WHAT THE TASK ASKS:
Repeat everything in the material exactly.

Dataset entries on figures
#####
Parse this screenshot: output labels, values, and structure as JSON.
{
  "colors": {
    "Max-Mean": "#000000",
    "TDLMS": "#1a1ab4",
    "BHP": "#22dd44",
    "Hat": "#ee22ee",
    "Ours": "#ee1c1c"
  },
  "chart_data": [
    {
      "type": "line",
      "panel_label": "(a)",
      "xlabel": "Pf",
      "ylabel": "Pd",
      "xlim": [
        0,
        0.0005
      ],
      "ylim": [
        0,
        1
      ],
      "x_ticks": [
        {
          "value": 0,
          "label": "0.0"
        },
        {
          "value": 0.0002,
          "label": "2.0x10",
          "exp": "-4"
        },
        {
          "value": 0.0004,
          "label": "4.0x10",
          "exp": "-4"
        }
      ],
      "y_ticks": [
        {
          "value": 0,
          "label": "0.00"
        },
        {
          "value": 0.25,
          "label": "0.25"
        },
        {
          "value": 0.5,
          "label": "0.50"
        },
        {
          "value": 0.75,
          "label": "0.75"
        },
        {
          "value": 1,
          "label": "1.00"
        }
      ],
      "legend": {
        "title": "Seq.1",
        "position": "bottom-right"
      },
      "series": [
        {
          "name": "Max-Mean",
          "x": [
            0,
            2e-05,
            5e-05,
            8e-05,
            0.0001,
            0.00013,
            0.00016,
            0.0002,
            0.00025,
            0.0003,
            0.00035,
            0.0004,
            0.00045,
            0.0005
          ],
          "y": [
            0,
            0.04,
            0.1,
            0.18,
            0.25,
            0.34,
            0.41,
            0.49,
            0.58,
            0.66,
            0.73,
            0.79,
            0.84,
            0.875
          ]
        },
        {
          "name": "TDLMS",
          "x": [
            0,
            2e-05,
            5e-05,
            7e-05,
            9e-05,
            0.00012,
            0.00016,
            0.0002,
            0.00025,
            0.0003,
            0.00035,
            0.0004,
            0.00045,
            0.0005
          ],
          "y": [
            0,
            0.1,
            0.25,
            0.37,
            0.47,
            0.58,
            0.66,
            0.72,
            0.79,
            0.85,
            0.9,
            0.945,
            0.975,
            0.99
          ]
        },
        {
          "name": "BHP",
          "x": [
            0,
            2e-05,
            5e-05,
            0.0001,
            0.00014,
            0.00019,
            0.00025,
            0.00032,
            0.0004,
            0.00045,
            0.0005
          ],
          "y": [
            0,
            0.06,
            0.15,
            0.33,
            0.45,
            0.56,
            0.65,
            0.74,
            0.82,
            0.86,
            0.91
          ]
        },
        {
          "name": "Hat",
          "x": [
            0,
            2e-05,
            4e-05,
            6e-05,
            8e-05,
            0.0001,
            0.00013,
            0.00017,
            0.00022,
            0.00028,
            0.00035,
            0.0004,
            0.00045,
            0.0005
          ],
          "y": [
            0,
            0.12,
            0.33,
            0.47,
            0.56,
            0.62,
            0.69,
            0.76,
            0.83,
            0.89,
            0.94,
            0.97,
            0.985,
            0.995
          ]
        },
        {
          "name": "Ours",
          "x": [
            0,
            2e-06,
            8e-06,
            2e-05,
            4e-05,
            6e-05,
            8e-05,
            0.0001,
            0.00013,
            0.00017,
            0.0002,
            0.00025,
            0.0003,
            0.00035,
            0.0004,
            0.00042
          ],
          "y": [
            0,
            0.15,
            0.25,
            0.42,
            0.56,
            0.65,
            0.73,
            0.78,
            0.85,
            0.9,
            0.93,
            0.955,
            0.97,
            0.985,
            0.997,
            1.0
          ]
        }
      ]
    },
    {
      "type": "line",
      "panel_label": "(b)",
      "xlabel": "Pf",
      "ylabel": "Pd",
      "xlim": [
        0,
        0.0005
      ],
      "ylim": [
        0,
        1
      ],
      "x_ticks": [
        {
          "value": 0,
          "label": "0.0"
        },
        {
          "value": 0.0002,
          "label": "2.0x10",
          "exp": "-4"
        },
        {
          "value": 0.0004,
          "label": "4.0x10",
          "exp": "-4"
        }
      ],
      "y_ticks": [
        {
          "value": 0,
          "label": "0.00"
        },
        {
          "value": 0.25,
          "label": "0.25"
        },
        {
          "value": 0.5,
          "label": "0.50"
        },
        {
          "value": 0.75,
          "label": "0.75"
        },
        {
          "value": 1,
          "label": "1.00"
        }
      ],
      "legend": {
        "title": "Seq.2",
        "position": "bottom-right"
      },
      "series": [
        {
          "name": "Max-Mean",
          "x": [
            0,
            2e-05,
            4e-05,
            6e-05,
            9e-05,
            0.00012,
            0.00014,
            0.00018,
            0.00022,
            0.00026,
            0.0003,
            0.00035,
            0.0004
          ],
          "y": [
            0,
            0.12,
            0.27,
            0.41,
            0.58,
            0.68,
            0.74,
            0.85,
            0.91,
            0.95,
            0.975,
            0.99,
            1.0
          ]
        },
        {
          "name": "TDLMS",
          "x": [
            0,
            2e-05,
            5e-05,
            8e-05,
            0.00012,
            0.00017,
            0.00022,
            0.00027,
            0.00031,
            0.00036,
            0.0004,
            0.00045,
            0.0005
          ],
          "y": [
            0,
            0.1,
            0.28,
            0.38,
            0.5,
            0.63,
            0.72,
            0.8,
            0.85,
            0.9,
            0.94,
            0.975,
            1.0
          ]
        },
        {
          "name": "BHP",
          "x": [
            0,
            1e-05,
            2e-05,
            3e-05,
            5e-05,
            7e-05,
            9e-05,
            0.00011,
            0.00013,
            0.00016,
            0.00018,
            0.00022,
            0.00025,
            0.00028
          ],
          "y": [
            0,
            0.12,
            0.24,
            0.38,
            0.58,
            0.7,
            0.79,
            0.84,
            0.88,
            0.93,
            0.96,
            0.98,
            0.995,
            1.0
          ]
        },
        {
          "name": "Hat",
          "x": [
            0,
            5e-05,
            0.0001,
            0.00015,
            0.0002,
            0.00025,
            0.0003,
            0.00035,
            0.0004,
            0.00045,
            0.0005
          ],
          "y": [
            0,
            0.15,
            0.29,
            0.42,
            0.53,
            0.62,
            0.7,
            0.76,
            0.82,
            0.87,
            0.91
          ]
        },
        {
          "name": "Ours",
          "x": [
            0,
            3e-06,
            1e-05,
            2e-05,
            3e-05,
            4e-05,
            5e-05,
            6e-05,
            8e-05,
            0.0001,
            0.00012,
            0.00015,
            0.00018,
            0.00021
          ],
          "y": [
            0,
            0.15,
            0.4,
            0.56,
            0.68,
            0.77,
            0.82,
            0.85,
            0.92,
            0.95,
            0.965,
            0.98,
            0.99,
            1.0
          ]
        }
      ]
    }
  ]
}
#####
THE RESPONSE:
Parse this screenshot: output labels, values, and structure as JSON.
{
  "colors": {
    "Max-Mean": "#000000",
    "TDLMS": "#1a1ab4",
    "BHP": "#22dd44",
    "Hat": "#ee22ee",
    "Ours": "#ee1c1c"
  },
  "chart_data": [
    {
      "type": "line",
      "panel_label": "(a)",
      "xlabel": "Pf",
      "ylabel": "Pd",
      "xlim": [
        0,
        0.0005
      ],
      "ylim": [
        0,
        1
      ],
      "x_ticks": [
        {
          "value": 0,
          "label": "0.0"
        },
        {
          "value": 0.0002,
          "label": "2.0x10",
          "exp": "-4"
        },
        {
          "value": 0.0004,
          "label": "4.0x10",
          "exp": "-4"
        }
      ],
      "y_ticks": [
        {
          "value": 0,
          "label": "0.00"
        },
        {
          "value": 0.25,
          "label": "0.25"
        },
        {
          "value": 0.5,
          "label": "0.50"
        },
        {
          "value": 0.75,
          "label": "0.75"
        },
        {
          "value": 1,
          "label": "1.00"
        }
      ],
      "legend": {
        "title": "Seq.1",
        "position": "bottom-right"
      },
      "series": [
        {
          "name": "Max-Mean",
          "x": [
            0,
            2e-05,
            5e-05,
            8e-05,
            0.0001,
            0.00013,
            0.00016,
            0.0002,
            0.00025,
            0.0003,
            0.00035,
            0.0004,
            0.00045,
            0.0005
          ],
          "y": [
            0,
            0.04,
            0.1,
            0.18,
            0.25,
            0.34,
            0.41,
            0.49,
            0.58,
            0.66,
            0.73,
            0.79,
            0.84,
            0.875
          ]
        },
        {
          "name": "TDLMS",
          "x": [
            0,
            2e-05,
            5e-05,
            7e-05,
            9e-05,
            0.00012,
            0.00016,
            0.0002,
            0.00025,
            0.0003,
            0.00035,
            0.0004,
            0.00045,
            0.0005
          ],
          "y": [
            0,
            0.1,
            0.25,
            0.37,
            0.47,
            0.58,
            0.66,
            0.72,
            0.79,
            0.85,
            0.9,
            0.945,
            0.975,
            0.99
          ]
        },
        {
          "name": "BHP",
          "x": [
            0,
            2e-05,
            5e-05,
            0.0001,
            0.00014,
            0.00019,
            0.00025,
            0.00032,
            0.0004,
            0.00045,
            0.0005
          ],
          "y": [
            0,
            0.06,
            0.15,
            0.33,
            0.45,
            0.56,
            0.65,
            0.74,
            0.82,
            0.86,
            0.91
          ]
        },
        {
          "name": "Hat",
          "x": [
            0,
            2e-05,
            4e-05,
            6e-05,
            8e-05,
            0.0001,
            0.00013,
            0.00017,
            0.00022,
            0.00028,
            0.00035,
            0.0004,
            0.00045,
            0.0005
          ],
          "y": [
            0,
            0.12,
            0.33,
            0.47,
            0.56,
            0.62,
            0.69,
            0.76,
            0.83,
            0.89,
            0.94,
            0.97,
            0.985,
            0.995
          ]
        },
        {
          "name": "Ours",
          "x": [
            0,
            2e-06,
            8e-06,
            2e-05,
            4e-05,
            6e-05,
            8e-05,
            0.0001,
            0.00013,
            0.00017,
            0.0002,
            0.00025,
            0.0003,
            0.00035,
            0.0004,
            0.00042
          ],
          "y": [
            0,
            0.15,
            0.25,
            0.42,
            0.56,
            0.65,
            0.73,
            0.78,
            0.85,
            0.9,
            0.93,
            0.955,
            0.97,
            0.985,
            0.997,
            1.0
          ]
        }
      ]
    },
    {
      "type": "line",
      "panel_label": "(b)",
      "xlabel": "Pf",
      "ylabel": "Pd",
      "xlim": [
        0,
        0.0005
      ],
      "ylim": [
        0,
        1
      ],
      "x_ticks": [
        {
          "value": 0,
          "label": "0.0"
        },
        {
          "value": 0.0002,
          "label": "2.0x10",
          "exp": "-4"
        },
        {
          "value": 0.0004,
          "label": "4.0x10",
          "exp": "-4"
        }
      ],
      "y_ticks": [
        {
          "value": 0,
          "label": "0.00"
        },
        {
          "value": 0.25,
          "label": "0.25"
        },
        {
          "value": 0.5,
          "label": "0.50"
        },
        {
          "value": 0.75,
          "label": "0.75"
        },
        {
          "value": 1,
          "label": "1.00"
        }
      ],
      "legend": {
        "title": "Seq.2",
        "position": "bottom-right"
      },
      "series": [
        {
          "name": "Max-Mean",
          "x": [
            0,
            2e-05,
            4e-05,
            6e-05,
            9e-05,
            0.00012,
            0.00014,
            0.00018,
            0.00022,
            0.00026,
            0.0003,
            0.00035,
            0.0004
          ],
          "y": [
            0,
            0.12,
            0.27,
            0.41,
            0.58,
            0.68,
            0.74,
            0.85,
            0.91,
            0.95,
            0.975,
            0.99,
            1.0
          ]
        },
        {
          "name": "TDLMS",
          "x": [
            0,
            2e-05,
            5e-05,
            8e-05,
            0.00012,
            0.00017,
            0.00022,
            0.00027,
            0.00031,
            0.00036,
            0.0004,
            0.00045,
            0.0005
          ],
          "y": [
            0,
            0.1,
            0.28,
            0.38,
            0.5,
            0.63,
            0.72,
            0.8,
            0.85,
            0.9,
            0.94,
            0.975,
            1.0
          ]
        },
        {
          "name": "BHP",
          "x": [
            0,
            1e-05,
            2e-05,
            3e-05,
            5e-05,
            7e-05,
            9e-05,
            0.00011,
            0.00013,
            0.00016,
            0.00018,
            0.00022,
            0.00025,
            0.00028
          ],
          "y": [
            0,
            0.12,
            0.24,
            0.38,
            0.58,
            0.7,
            0.79,
            0.84,
            0.88,
            0.93,
            0.96,
            0.98,
            0.995,
            1.0
          ]
        },
        {
          "name": "Hat",
          "x": [
            0,
            5e-05,
            0.0001,
            0.00015,
            0.0002,
            0.00025,
            0.0003,
            0.00035,
            0.0004,
            0.00045,
            0.0005
          ],
          "y": [
            0,
            0.15,
            0.29,
            0.42,
            0.53,
            0.62,
            0.7,
            0.76,
            0.82,
            0.87,
            0.91
          ]
        },
        {
          "name": "Ours",
          "x": [
            0,
            3e-06,
            1e-05,
            2e-05,
            3e-05,
            4e-05,
            5e-05,
            6e-05,
            8e-05,
            0.0001,
            0.00012,
            0.00015,
            0.00018,
            0.00021
          ],
          "y": [
            0,
            0.15,
            0.4,
            0.56,
            0.68,
            0.77,
            0.82,
            0.85,
            0.92,
            0.95,
            0.965,
            0.98,
            0.99,
            1.0
          ]
        }
      ]
    }
  ]
}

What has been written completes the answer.